## [GIVEN PROBLEM]
Reproduce nothing but the closing run of lines: the line with "Read this page and output its text content." and each line that follows it to the end of the data.

## [EXERCISE INPUT]
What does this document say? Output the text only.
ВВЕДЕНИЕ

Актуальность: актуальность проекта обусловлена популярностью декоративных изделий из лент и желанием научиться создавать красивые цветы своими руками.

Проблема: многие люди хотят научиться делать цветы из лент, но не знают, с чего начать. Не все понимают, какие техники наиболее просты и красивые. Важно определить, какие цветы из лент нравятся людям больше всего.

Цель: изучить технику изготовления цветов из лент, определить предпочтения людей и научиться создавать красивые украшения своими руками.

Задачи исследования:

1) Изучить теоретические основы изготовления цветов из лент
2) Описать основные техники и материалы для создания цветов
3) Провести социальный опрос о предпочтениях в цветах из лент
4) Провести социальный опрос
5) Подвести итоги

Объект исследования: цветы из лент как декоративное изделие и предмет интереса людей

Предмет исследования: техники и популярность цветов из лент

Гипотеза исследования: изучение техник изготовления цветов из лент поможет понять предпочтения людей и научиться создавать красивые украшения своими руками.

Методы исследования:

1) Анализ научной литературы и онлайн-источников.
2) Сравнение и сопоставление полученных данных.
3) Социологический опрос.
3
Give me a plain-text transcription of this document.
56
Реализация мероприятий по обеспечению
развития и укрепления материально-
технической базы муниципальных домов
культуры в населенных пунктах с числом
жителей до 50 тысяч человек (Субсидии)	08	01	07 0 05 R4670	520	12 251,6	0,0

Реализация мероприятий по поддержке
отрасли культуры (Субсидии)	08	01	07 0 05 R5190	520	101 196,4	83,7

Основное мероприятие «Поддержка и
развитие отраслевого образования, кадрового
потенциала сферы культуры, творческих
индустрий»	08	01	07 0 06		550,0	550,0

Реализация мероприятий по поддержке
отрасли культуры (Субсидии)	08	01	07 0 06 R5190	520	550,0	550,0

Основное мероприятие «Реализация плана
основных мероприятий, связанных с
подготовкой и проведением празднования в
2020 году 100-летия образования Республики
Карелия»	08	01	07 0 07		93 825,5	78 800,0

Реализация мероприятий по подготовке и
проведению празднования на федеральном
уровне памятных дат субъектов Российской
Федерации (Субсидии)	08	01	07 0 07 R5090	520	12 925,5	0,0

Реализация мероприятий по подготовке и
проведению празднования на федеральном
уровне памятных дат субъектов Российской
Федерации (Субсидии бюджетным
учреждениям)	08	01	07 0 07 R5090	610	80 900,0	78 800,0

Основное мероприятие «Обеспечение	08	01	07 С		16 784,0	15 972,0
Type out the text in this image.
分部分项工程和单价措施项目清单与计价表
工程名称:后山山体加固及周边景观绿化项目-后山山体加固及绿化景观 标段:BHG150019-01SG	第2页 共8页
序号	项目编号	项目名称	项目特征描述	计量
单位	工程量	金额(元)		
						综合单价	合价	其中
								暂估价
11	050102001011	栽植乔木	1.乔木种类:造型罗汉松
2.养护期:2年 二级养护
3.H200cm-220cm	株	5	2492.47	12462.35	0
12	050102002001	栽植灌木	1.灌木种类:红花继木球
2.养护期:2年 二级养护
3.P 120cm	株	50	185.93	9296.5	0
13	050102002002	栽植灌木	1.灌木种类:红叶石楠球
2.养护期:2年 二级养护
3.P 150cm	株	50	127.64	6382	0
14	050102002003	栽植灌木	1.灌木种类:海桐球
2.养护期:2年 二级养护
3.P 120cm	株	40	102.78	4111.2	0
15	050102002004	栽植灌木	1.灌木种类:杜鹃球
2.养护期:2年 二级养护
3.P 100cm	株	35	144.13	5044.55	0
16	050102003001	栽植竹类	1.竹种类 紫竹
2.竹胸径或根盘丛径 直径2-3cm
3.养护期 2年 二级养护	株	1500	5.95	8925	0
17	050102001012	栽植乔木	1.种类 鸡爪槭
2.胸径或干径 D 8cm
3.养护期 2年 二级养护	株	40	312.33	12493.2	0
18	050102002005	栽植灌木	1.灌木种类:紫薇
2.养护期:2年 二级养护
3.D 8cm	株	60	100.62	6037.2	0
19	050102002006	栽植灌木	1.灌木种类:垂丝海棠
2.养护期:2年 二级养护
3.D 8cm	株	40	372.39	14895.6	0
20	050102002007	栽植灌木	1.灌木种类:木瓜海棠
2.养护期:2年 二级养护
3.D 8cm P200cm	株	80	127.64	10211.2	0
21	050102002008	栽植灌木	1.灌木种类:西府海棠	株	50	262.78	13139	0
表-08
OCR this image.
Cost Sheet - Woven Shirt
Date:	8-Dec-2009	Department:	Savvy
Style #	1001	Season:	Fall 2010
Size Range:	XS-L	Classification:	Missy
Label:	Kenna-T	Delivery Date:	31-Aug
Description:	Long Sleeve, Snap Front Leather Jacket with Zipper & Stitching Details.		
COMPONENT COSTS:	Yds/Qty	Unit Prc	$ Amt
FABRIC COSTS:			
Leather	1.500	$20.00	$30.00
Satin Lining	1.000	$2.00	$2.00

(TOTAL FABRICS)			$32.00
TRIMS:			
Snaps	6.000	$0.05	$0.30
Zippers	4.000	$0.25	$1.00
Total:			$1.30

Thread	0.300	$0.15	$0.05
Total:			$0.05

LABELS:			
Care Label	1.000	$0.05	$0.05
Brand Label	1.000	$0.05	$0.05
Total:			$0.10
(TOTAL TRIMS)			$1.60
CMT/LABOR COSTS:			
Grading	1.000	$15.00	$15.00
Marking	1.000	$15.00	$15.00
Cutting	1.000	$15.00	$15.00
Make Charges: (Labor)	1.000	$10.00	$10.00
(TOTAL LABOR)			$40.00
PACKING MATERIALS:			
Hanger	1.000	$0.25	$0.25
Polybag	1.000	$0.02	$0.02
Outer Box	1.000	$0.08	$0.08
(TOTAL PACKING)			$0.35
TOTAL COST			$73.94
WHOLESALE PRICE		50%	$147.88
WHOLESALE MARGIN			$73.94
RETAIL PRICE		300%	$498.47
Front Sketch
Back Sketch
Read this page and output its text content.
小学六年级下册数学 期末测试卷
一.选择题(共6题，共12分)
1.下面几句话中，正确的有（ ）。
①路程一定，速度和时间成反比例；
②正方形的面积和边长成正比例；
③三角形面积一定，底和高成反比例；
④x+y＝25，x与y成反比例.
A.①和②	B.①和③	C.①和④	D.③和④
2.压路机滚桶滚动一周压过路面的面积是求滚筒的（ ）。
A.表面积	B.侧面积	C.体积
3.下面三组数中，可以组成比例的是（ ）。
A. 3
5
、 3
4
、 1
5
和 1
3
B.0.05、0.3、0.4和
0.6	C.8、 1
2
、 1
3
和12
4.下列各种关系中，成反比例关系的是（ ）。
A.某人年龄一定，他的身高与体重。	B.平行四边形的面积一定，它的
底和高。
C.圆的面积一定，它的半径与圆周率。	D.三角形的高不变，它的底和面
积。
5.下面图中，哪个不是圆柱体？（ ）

## [PROBLEM SOLUTION]
Read this page and output its text content.
小学六年级下册数学 期末测试卷
一.选择题(共6题，共12分)
1.下面几句话中，正确的有（ ）。
①路程一定，速度和时间成反比例；
②正方形的面积和边长成正比例；
③三角形面积一定，底和高成反比例；
④x+y＝25，x与y成反比例.
A.①和②	B.①和③	C.①和④	D.③和④
2.压路机滚桶滚动一周压过路面的面积是求滚筒的（ ）。
A.表面积	B.侧面积	C.体积
3.下面三组数中，可以组成比例的是（ ）。
A. 3
5
、 3
4
、 1
5
和 1
3
B.0.05、0.3、0.4和
0.6	C.8、 1
2
、 1
3
和12
4.下列各种关系中，成反比例关系的是（ ）。
A.某人年龄一定，他的身高与体重。	B.平行四边形的面积一定，它的
底和高。
C.圆的面积一定，它的半径与圆周率。	D.三角形的高不变，它的底和面
积。
5.下面图中，哪个不是圆柱体？（ ）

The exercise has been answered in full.